==== Records to process

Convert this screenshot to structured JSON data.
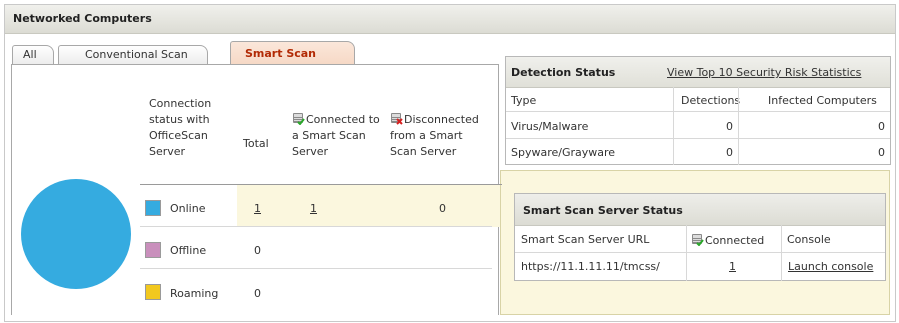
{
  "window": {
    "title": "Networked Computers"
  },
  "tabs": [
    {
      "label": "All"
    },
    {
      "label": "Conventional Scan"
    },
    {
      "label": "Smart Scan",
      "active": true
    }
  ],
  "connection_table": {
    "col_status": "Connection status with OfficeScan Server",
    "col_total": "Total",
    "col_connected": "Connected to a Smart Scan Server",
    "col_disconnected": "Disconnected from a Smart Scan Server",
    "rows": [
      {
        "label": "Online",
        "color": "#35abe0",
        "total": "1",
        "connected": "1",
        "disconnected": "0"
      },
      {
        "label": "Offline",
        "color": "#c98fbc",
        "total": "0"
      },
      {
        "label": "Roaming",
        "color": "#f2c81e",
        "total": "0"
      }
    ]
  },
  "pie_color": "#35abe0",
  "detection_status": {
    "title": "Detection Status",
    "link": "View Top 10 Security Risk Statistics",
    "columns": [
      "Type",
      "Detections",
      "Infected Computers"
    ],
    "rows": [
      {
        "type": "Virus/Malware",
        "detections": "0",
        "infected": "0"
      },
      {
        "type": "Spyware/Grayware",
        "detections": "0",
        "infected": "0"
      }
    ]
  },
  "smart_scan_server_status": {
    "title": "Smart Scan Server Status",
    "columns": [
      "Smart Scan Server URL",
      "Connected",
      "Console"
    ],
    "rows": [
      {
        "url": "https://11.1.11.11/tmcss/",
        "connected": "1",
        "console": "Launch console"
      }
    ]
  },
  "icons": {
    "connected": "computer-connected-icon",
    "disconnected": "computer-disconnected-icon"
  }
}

========
==== Records to process

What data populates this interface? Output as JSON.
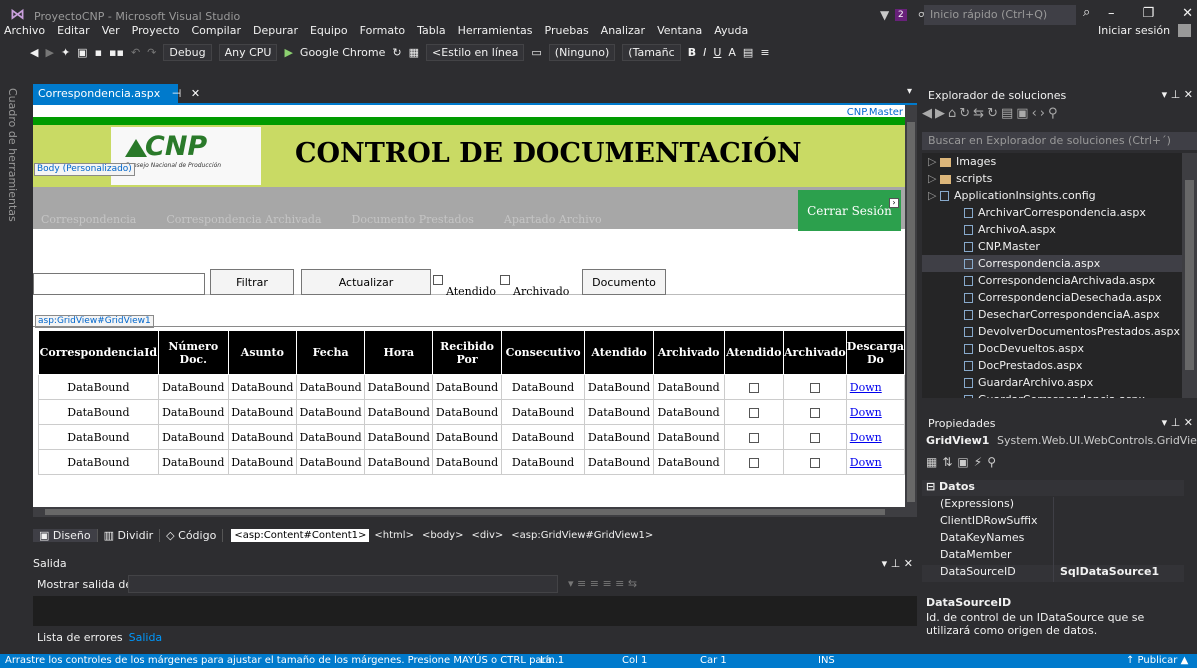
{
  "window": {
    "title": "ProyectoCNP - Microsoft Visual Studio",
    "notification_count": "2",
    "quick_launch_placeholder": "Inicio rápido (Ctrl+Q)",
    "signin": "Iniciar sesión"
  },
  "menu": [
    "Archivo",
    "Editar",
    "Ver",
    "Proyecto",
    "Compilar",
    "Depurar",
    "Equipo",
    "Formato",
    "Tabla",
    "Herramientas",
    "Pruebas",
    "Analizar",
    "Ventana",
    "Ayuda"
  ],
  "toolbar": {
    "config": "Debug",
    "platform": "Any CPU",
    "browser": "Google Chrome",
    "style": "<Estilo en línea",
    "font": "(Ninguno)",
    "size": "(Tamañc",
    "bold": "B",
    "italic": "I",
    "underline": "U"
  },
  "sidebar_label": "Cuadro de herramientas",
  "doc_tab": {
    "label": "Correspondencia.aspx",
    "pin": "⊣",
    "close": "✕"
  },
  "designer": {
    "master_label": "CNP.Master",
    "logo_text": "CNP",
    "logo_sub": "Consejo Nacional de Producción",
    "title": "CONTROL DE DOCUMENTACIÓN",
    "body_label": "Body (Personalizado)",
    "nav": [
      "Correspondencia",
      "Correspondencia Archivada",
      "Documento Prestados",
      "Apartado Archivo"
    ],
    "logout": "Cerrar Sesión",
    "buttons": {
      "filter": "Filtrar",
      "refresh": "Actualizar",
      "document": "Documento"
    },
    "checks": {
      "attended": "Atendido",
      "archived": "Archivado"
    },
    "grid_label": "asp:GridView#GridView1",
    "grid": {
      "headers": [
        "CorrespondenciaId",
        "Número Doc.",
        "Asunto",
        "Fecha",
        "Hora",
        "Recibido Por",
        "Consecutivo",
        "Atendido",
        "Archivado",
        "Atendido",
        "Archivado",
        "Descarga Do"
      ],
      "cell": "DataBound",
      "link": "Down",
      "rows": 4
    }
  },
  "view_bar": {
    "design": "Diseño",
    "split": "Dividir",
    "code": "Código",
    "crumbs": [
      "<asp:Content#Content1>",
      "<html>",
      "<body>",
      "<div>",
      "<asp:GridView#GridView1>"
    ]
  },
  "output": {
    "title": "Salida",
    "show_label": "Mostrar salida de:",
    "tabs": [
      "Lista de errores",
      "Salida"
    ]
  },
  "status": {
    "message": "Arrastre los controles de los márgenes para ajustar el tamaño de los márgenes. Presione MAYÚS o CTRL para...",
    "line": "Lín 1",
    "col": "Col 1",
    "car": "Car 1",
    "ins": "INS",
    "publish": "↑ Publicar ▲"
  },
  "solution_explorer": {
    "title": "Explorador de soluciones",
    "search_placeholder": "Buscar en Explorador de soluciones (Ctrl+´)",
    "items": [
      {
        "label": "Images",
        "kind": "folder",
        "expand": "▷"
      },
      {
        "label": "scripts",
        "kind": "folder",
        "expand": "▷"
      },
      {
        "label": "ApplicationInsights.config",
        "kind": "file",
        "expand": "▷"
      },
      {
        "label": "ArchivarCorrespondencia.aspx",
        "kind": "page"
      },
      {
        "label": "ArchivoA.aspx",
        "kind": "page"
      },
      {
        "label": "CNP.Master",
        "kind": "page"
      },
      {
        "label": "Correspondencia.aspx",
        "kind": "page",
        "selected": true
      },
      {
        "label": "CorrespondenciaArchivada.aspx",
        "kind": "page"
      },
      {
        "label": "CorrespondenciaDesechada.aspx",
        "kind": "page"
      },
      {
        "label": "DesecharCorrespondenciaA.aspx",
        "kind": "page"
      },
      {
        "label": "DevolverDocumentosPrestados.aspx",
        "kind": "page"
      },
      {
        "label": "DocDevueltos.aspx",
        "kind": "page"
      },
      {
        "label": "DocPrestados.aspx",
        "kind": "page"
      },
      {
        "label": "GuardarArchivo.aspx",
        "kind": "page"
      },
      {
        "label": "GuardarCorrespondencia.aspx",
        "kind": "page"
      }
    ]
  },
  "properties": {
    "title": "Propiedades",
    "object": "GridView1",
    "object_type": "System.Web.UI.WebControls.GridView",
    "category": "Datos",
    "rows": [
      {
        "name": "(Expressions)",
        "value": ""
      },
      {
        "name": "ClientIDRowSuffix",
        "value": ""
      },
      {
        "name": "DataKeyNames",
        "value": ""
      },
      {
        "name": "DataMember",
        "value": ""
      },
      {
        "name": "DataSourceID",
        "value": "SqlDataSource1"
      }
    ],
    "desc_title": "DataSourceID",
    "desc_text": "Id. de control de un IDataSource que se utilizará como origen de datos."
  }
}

========
==== Records to process

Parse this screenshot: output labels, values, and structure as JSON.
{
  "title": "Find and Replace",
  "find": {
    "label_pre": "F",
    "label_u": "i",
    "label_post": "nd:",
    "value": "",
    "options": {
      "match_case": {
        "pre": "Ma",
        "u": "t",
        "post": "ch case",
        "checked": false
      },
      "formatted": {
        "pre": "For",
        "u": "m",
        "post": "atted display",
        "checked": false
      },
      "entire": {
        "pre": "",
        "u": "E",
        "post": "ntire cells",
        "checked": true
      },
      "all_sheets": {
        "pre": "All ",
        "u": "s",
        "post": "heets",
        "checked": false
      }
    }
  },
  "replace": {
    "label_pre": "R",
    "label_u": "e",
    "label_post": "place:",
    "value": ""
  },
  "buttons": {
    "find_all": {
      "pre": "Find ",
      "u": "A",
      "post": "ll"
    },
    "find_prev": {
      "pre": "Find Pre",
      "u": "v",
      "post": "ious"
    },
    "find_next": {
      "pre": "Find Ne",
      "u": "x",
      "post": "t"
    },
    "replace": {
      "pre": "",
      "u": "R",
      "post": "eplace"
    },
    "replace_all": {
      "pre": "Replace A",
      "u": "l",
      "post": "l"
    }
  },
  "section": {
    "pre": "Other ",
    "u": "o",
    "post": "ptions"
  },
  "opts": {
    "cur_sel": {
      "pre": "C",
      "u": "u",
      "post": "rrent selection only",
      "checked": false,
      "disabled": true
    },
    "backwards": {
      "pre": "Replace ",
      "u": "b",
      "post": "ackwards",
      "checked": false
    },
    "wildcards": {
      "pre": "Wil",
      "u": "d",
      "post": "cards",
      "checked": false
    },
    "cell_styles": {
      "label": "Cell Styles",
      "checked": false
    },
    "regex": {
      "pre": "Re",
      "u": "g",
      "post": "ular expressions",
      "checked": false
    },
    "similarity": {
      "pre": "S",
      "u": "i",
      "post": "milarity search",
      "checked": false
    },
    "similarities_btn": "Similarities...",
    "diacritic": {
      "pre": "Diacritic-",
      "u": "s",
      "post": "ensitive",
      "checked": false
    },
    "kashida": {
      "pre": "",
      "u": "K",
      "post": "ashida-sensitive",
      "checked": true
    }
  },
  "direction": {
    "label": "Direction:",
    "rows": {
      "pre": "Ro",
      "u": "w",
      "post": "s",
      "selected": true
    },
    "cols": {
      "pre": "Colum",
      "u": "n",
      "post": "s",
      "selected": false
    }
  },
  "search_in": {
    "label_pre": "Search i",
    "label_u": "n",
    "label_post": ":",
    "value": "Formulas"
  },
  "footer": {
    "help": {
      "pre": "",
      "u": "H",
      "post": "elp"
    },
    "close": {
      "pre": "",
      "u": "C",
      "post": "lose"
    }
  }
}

========

• _Problem to work on_
Where a line of the material holds the word "Explorador", copy that line.

• _Response for this exercise_
    "title": "Explorador de soluciones",
    "search_placeholder": "Buscar en Explorador de soluciones (Ctrl+´)",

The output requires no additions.